### Objective:
Find each line containing the string "Keperluan" and return it.

· · · ·

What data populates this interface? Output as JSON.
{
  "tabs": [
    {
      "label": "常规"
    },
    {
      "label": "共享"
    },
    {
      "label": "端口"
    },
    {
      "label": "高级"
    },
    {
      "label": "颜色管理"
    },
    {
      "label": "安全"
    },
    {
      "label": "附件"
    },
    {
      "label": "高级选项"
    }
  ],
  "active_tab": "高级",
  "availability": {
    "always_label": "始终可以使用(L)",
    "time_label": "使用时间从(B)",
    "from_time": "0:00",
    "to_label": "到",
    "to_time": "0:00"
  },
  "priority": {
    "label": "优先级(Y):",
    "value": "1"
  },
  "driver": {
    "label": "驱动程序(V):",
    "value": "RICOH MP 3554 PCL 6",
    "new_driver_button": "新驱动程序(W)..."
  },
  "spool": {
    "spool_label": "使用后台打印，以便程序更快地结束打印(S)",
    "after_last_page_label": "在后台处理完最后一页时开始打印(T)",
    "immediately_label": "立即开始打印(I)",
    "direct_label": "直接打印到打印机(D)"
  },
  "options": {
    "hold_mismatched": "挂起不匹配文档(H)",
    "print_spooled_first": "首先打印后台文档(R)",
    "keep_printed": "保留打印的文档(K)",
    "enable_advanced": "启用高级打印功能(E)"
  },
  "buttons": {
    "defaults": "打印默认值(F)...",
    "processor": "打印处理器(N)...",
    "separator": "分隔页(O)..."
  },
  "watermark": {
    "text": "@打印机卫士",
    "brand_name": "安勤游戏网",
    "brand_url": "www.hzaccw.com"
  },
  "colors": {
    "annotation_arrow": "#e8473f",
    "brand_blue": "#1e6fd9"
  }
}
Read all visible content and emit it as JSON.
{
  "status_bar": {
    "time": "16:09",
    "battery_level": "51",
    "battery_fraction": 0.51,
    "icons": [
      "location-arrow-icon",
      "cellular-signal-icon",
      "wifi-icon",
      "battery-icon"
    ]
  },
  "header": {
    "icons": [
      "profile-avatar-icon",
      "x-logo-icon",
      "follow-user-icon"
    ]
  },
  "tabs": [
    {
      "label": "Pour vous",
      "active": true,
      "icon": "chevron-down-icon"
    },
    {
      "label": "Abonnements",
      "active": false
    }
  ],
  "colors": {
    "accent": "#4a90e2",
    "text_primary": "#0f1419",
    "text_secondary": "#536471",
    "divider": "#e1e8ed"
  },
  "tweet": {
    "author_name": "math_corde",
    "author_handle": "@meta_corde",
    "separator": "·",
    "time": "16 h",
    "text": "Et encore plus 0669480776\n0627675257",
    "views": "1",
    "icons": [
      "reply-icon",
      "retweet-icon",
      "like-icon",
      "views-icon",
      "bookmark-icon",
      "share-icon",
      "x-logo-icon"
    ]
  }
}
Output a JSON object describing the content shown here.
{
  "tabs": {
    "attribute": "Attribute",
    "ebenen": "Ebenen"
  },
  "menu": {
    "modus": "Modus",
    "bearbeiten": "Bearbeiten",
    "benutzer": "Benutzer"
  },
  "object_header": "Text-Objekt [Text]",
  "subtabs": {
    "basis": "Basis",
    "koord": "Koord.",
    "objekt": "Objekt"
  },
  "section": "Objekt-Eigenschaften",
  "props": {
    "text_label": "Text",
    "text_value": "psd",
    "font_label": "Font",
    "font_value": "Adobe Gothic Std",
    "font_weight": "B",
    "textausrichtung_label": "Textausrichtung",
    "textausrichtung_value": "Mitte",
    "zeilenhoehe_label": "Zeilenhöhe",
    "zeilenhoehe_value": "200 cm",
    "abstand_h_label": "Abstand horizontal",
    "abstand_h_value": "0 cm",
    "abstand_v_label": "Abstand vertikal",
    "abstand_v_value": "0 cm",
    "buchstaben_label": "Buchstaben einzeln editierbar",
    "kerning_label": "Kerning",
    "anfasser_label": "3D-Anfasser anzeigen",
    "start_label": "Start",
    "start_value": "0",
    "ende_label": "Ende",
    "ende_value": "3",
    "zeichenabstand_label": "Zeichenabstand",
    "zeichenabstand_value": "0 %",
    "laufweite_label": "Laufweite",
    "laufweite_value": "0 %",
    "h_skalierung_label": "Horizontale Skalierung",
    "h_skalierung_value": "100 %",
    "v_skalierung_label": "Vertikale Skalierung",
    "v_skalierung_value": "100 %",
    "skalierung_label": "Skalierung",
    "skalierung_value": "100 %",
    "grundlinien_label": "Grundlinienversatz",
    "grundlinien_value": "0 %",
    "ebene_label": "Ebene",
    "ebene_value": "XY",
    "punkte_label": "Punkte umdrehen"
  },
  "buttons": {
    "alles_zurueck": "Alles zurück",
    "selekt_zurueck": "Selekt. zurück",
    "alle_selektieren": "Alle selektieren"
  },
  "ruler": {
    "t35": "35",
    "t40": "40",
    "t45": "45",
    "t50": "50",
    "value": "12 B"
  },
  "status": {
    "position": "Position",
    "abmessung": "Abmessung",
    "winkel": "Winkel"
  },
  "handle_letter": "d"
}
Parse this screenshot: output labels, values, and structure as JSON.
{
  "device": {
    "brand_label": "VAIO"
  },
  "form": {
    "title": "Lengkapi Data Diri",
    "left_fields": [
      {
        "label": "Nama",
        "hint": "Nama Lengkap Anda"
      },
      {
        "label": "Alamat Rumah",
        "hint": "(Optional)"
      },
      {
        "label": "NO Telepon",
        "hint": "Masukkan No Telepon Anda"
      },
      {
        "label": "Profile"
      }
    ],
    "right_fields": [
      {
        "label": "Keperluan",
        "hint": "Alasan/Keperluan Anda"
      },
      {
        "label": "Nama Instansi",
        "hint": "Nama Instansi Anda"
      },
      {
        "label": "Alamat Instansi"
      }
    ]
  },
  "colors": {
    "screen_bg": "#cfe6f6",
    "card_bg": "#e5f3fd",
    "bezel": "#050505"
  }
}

· · · ·

### Response:
        "label": "Keperluan",
        "hint": "Alasan/Keperluan Anda"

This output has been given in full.